** Start Provided data **

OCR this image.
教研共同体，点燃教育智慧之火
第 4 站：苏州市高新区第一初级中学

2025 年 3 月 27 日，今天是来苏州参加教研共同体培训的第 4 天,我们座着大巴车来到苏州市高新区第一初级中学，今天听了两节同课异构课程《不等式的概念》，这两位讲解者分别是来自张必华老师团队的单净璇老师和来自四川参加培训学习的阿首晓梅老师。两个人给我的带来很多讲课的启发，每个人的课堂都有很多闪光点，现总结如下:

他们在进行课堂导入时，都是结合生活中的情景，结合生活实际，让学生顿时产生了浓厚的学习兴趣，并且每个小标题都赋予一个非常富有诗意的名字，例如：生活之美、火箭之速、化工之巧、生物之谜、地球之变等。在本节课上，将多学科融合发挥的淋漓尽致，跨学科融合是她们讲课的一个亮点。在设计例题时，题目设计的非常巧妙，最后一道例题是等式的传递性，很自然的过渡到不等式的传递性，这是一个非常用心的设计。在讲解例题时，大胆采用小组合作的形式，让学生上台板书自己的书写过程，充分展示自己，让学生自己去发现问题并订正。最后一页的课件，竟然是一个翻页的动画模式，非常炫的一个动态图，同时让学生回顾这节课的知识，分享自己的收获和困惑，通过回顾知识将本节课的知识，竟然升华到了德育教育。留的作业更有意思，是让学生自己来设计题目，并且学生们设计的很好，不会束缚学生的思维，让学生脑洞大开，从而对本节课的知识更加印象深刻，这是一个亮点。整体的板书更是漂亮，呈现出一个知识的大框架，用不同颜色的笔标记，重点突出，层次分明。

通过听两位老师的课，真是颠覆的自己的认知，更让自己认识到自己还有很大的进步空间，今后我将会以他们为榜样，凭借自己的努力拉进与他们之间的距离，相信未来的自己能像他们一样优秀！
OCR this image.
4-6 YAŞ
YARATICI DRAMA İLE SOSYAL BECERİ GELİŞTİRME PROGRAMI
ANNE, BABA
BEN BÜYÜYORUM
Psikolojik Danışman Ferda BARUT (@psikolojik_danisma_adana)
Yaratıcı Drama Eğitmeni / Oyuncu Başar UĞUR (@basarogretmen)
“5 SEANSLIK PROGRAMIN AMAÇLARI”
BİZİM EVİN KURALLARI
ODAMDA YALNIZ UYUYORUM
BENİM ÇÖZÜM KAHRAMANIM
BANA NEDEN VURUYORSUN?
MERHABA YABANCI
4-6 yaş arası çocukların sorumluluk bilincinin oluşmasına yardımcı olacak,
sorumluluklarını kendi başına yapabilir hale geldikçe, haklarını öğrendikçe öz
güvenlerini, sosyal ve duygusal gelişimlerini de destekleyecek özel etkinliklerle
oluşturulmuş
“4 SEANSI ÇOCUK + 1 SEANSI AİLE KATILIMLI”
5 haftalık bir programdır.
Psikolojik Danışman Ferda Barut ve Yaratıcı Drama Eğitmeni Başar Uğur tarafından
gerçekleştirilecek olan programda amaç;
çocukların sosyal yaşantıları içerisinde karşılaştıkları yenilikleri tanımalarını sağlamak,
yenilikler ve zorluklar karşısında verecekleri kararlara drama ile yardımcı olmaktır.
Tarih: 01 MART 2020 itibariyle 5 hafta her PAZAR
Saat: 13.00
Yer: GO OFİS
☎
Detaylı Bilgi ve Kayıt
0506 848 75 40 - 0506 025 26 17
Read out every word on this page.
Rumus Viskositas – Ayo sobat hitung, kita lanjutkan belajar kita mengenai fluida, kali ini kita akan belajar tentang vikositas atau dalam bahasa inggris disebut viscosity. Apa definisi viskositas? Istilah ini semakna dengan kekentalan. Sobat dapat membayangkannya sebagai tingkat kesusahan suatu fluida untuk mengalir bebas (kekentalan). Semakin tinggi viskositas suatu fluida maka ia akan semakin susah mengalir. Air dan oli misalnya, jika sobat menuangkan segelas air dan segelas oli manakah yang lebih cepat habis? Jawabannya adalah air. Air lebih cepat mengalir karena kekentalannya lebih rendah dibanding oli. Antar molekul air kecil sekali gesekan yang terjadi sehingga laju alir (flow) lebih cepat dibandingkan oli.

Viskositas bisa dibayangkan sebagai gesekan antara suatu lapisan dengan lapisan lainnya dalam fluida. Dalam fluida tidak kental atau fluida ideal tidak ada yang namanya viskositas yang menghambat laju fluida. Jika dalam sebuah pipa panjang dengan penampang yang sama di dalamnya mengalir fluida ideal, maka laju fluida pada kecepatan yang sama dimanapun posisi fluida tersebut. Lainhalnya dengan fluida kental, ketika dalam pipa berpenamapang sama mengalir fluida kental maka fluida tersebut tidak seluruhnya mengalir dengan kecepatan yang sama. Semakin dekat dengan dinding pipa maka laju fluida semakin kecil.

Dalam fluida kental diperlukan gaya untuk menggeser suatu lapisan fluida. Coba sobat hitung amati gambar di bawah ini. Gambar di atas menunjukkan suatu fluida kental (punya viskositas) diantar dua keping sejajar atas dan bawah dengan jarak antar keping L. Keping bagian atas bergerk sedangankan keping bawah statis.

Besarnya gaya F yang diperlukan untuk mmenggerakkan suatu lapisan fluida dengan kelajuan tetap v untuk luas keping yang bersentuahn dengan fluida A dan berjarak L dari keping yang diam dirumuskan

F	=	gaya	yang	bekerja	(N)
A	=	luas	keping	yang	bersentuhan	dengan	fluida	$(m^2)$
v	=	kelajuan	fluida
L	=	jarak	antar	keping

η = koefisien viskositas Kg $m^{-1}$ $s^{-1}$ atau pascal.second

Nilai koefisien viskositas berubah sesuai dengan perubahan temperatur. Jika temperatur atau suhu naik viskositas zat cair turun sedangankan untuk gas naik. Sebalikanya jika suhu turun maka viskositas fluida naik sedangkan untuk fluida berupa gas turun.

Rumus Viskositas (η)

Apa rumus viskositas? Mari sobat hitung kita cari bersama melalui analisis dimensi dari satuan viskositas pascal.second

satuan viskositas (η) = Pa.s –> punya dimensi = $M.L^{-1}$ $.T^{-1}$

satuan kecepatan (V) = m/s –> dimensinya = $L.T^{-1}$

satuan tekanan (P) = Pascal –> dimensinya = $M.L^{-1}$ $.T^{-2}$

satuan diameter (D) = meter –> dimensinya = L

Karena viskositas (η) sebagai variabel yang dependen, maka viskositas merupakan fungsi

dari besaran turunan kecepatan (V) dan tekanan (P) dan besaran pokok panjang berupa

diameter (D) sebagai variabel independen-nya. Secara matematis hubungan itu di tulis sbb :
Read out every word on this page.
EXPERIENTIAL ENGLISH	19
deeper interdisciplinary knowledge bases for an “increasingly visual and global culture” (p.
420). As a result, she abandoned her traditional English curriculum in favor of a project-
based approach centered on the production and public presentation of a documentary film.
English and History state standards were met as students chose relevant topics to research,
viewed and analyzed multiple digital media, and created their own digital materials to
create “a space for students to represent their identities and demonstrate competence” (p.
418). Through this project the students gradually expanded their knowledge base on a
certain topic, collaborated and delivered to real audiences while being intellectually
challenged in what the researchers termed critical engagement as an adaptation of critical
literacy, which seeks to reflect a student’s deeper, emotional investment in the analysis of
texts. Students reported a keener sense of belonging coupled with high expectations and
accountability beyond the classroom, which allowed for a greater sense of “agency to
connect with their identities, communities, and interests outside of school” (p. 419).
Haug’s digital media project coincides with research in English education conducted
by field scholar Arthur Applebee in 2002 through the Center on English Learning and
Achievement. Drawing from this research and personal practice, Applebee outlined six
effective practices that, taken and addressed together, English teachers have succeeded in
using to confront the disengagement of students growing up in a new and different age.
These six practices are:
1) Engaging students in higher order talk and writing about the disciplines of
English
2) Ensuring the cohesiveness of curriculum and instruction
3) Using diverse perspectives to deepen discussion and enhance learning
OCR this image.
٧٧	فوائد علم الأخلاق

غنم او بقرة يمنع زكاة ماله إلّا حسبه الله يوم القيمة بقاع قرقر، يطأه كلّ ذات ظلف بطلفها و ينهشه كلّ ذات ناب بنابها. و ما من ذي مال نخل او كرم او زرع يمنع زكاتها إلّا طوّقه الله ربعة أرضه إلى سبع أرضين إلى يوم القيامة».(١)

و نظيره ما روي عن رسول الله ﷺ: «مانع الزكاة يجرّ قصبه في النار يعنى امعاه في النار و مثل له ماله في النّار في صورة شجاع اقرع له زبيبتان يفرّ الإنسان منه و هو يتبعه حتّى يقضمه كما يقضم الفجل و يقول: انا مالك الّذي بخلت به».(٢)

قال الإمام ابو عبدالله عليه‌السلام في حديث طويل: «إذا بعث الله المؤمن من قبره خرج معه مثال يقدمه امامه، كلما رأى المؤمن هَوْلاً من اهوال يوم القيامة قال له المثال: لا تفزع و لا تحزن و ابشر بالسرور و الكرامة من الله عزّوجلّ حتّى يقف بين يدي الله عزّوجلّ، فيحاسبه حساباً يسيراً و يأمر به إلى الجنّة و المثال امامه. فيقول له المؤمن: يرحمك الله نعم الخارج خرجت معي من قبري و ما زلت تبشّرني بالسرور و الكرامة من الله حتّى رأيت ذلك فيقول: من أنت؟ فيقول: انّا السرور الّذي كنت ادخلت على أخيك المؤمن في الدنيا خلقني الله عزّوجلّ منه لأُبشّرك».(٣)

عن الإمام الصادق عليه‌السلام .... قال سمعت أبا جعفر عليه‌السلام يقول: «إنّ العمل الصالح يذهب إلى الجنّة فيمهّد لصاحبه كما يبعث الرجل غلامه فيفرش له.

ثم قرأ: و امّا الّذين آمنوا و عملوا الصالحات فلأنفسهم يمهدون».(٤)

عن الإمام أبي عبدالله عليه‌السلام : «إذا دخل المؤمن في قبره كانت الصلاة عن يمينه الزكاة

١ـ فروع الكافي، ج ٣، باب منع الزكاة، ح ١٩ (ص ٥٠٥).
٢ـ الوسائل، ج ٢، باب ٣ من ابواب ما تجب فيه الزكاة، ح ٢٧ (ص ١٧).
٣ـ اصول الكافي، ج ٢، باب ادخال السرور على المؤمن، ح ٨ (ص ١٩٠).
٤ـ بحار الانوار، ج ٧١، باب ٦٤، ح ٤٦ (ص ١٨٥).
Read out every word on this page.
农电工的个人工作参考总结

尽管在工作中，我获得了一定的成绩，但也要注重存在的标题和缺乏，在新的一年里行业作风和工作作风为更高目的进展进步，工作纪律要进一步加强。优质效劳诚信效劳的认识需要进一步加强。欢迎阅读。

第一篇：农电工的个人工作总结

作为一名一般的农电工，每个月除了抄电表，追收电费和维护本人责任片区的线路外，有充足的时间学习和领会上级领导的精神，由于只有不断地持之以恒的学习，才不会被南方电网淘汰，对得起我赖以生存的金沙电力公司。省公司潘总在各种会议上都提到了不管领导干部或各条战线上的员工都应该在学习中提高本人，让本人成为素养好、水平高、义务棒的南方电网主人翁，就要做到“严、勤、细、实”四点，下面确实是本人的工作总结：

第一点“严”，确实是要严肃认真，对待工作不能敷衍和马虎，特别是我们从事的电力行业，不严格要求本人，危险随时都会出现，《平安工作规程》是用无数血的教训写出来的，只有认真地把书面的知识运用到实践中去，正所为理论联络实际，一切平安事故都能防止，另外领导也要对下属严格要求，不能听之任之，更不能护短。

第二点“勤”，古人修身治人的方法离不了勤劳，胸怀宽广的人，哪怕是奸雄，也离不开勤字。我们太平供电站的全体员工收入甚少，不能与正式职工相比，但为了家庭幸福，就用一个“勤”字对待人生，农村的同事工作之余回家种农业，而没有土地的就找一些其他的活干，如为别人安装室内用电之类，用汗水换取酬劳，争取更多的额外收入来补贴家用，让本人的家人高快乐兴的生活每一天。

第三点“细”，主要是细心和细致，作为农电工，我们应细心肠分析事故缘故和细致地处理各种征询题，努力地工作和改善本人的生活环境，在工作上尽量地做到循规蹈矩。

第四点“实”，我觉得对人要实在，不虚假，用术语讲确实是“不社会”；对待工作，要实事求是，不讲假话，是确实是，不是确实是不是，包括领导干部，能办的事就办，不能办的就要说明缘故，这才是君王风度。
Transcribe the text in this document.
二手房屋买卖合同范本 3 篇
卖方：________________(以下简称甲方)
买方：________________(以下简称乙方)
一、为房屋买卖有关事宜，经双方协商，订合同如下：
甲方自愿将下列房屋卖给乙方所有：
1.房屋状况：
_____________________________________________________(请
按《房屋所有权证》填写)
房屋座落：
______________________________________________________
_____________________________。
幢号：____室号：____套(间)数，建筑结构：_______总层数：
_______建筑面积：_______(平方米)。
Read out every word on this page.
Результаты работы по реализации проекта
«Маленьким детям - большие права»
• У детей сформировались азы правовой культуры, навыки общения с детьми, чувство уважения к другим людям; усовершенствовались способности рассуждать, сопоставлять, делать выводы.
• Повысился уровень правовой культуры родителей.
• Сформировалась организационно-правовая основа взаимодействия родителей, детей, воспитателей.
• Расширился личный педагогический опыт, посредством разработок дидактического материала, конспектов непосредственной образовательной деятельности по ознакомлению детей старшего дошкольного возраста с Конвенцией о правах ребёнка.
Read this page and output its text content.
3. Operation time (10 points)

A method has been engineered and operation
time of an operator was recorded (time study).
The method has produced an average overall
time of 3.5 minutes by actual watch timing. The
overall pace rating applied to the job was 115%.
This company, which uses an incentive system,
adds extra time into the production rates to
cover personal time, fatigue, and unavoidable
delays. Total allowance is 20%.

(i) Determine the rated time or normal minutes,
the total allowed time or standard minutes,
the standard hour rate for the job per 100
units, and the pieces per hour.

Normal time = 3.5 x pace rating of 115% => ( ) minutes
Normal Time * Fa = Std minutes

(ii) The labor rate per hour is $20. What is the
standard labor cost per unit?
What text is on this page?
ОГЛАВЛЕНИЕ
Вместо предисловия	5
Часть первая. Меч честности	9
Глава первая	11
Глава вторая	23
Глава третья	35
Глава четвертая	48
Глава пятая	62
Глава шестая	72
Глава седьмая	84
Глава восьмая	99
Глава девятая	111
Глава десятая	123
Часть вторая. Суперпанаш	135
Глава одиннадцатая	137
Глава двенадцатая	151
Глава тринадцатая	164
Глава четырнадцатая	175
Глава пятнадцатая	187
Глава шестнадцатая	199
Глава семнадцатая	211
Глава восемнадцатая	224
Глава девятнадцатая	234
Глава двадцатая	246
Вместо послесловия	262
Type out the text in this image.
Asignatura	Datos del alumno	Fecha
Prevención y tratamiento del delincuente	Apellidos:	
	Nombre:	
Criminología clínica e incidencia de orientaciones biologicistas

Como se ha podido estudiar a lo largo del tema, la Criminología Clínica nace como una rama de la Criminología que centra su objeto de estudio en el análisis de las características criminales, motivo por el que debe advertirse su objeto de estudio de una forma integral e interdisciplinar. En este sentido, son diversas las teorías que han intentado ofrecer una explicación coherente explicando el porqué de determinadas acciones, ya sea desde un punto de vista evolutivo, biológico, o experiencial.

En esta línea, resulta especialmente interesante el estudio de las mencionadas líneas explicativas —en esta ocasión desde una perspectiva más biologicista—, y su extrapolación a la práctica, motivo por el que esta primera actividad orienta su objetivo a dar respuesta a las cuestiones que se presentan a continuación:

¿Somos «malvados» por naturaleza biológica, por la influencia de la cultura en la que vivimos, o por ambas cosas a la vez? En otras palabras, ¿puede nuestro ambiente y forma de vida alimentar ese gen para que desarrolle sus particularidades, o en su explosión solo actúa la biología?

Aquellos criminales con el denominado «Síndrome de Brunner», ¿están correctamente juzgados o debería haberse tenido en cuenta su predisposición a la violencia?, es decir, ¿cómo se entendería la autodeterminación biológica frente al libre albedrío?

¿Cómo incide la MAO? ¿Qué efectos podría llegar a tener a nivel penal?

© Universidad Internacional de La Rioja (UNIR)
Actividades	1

** End Provided data **

#### Written problem:
Return a copy of every line that includes the word "variabel".

#### Solution to the problem:
Karena viskositas (η) sebagai variabel yang dependen, maka viskositas merupakan fungsi
diameter (D) sebagai variabel independen-nya. Secara matematis hubungan itu di tulis sbb :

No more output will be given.